▸ WHAT YOU ARE ASKED TO DO
Return every record exactly as written.

[Start RECORDED DATA]

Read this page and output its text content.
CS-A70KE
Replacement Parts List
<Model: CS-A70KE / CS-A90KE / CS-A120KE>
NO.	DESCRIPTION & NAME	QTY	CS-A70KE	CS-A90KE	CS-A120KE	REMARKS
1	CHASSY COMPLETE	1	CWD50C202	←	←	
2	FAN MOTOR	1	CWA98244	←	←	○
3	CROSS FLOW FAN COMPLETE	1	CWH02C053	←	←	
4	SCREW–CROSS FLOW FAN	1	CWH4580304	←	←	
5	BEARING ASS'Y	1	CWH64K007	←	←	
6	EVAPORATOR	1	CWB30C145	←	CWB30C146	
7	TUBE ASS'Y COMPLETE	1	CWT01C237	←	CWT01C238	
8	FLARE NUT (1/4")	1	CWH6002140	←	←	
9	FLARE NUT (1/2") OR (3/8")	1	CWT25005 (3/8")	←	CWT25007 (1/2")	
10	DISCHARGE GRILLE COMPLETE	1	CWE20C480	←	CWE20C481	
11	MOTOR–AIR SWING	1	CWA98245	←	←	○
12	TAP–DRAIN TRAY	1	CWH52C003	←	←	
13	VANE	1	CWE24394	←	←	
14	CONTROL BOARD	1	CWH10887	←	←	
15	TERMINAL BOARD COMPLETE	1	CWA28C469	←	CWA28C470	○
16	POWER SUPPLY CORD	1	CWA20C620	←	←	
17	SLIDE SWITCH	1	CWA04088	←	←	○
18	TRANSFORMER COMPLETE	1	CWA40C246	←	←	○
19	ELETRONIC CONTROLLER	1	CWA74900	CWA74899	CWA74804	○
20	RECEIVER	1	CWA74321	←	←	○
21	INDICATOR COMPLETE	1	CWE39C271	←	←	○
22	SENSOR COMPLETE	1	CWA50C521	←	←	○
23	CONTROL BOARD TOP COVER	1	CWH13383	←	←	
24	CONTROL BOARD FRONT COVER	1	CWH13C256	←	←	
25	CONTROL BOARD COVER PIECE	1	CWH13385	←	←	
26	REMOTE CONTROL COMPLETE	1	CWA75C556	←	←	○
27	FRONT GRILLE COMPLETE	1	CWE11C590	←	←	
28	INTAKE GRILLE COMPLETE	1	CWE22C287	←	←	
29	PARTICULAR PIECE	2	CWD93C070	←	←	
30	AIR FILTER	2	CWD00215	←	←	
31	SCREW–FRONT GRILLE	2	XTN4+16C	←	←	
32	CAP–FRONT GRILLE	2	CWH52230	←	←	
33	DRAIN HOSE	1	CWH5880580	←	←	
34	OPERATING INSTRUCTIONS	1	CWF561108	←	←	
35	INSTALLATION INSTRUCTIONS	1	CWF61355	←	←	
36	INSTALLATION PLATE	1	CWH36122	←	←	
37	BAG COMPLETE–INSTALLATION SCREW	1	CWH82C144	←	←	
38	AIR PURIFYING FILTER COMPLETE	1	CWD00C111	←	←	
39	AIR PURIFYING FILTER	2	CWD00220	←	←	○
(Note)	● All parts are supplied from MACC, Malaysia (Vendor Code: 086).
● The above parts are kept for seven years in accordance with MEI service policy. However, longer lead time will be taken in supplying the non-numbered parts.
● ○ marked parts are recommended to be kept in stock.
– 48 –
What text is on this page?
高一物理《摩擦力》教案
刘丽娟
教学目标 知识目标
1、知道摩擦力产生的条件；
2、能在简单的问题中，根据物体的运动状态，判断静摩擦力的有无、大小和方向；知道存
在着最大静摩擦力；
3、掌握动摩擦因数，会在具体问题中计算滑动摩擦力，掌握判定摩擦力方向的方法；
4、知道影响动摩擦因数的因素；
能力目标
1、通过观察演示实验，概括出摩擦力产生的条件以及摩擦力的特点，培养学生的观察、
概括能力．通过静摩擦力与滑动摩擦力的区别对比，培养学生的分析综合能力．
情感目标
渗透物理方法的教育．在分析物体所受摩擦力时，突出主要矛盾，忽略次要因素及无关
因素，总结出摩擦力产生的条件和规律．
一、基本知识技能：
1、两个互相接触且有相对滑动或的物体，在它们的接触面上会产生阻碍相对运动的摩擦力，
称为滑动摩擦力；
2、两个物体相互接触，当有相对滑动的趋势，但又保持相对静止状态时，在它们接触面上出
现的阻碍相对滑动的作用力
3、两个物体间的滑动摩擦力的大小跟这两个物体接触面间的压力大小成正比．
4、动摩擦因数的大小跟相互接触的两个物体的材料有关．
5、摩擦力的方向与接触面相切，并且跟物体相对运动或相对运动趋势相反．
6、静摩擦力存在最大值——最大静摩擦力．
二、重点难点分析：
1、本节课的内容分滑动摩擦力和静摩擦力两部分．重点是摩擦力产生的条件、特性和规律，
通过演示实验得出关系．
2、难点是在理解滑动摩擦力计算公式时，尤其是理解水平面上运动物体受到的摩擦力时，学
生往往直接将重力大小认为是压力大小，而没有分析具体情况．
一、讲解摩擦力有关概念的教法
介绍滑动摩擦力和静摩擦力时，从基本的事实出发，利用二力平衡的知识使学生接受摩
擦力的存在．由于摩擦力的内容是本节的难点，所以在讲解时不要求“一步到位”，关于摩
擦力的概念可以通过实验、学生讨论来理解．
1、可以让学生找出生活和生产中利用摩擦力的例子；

[End RECORDED DATA]

▸ SOLUTION TO THIS TASK
Read this page and output its text content.
CS-A70KE
Replacement Parts List
<Model: CS-A70KE / CS-A90KE / CS-A120KE>
NO.	DESCRIPTION & NAME	QTY	CS-A70KE	CS-A90KE	CS-A120KE	REMARKS
1	CHASSY COMPLETE	1	CWD50C202	←	←	
2	FAN MOTOR	1	CWA98244	←	←	○
3	CROSS FLOW FAN COMPLETE	1	CWH02C053	←	←	
4	SCREW–CROSS FLOW FAN	1	CWH4580304	←	←	
5	BEARING ASS'Y	1	CWH64K007	←	←	
6	EVAPORATOR	1	CWB30C145	←	CWB30C146	
7	TUBE ASS'Y COMPLETE	1	CWT01C237	←	CWT01C238	
8	FLARE NUT (1/4")	1	CWH6002140	←	←	
9	FLARE NUT (1/2") OR (3/8")	1	CWT25005 (3/8")	←	CWT25007 (1/2")	
10	DISCHARGE GRILLE COMPLETE	1	CWE20C480	←	CWE20C481	
11	MOTOR–AIR SWING	1	CWA98245	←	←	○
12	TAP–DRAIN TRAY	1	CWH52C003	←	←	
13	VANE	1	CWE24394	←	←	
14	CONTROL BOARD	1	CWH10887	←	←	
15	TERMINAL BOARD COMPLETE	1	CWA28C469	←	CWA28C470	○
16	POWER SUPPLY CORD	1	CWA20C620	←	←	
17	SLIDE SWITCH	1	CWA04088	←	←	○
18	TRANSFORMER COMPLETE	1	CWA40C246	←	←	○
19	ELETRONIC CONTROLLER	1	CWA74900	CWA74899	CWA74804	○
20	RECEIVER	1	CWA74321	←	←	○
21	INDICATOR COMPLETE	1	CWE39C271	←	←	○
22	SENSOR COMPLETE	1	CWA50C521	←	←	○
23	CONTROL BOARD TOP COVER	1	CWH13383	←	←	
24	CONTROL BOARD FRONT COVER	1	CWH13C256	←	←	
25	CONTROL BOARD COVER PIECE	1	CWH13385	←	←	
26	REMOTE CONTROL COMPLETE	1	CWA75C556	←	←	○
27	FRONT GRILLE COMPLETE	1	CWE11C590	←	←	
28	INTAKE GRILLE COMPLETE	1	CWE22C287	←	←	
29	PARTICULAR PIECE	2	CWD93C070	←	←	
30	AIR FILTER	2	CWD00215	←	←	
31	SCREW–FRONT GRILLE	2	XTN4+16C	←	←	
32	CAP–FRONT GRILLE	2	CWH52230	←	←	
33	DRAIN HOSE	1	CWH5880580	←	←	
34	OPERATING INSTRUCTIONS	1	CWF561108	←	←	
35	INSTALLATION INSTRUCTIONS	1	CWF61355	←	←	
36	INSTALLATION PLATE	1	CWH36122	←	←	
37	BAG COMPLETE–INSTALLATION SCREW	1	CWH82C144	←	←	
38	AIR PURIFYING FILTER COMPLETE	1	CWD00C111	←	←	
39	AIR PURIFYING FILTER	2	CWD00220	←	←	○
(Note)	● All parts are supplied from MACC, Malaysia (Vendor Code: 086).
● The above parts are kept for seven years in accordance with MEI service policy. However, longer lead time will be taken in supplying the non-numbered parts.
● ○ marked parts are recommended to be kept in stock.
– 48 –
What text is on this page?
高一物理《摩擦力》教案
刘丽娟
教学目标 知识目标
1、知道摩擦力产生的条件；
2、能在简单的问题中，根据物体的运动状态，判断静摩擦力的有无、大小和方向；知道存
在着最大静摩擦力；
3、掌握动摩擦因数，会在具体问题中计算滑动摩擦力，掌握判定摩擦力方向的方法；
4、知道影响动摩擦因数的因素；
能力目标
1、通过观察演示实验，概括出摩擦力产生的条件以及摩擦力的特点，培养学生的观察、
概括能力．通过静摩擦力与滑动摩擦力的区别对比，培养学生的分析综合能力．
情感目标
渗透物理方法的教育．在分析物体所受摩擦力时，突出主要矛盾，忽略次要因素及无关
因素，总结出摩擦力产生的条件和规律．
一、基本知识技能：
1、两个互相接触且有相对滑动或的物体，在它们的接触面上会产生阻碍相对运动的摩擦力，
称为滑动摩擦力；
2、两个物体相互接触，当有相对滑动的趋势，但又保持相对静止状态时，在它们接触面上出
现的阻碍相对滑动的作用力
3、两个物体间的滑动摩擦力的大小跟这两个物体接触面间的压力大小成正比．
4、动摩擦因数的大小跟相互接触的两个物体的材料有关．
5、摩擦力的方向与接触面相切，并且跟物体相对运动或相对运动趋势相反．
6、静摩擦力存在最大值——最大静摩擦力．
二、重点难点分析：
1、本节课的内容分滑动摩擦力和静摩擦力两部分．重点是摩擦力产生的条件、特性和规律，
通过演示实验得出关系．
2、难点是在理解滑动摩擦力计算公式时，尤其是理解水平面上运动物体受到的摩擦力时，学
生往往直接将重力大小认为是压力大小，而没有分析具体情况．
一、讲解摩擦力有关概念的教法
介绍滑动摩擦力和静摩擦力时，从基本的事实出发，利用二力平衡的知识使学生接受摩
擦力的存在．由于摩擦力的内容是本节的难点，所以在讲解时不要求“一步到位”，关于摩
擦力的概念可以通过实验、学生讨论来理解．
1、可以让学生找出生活和生产中利用摩擦力的例子；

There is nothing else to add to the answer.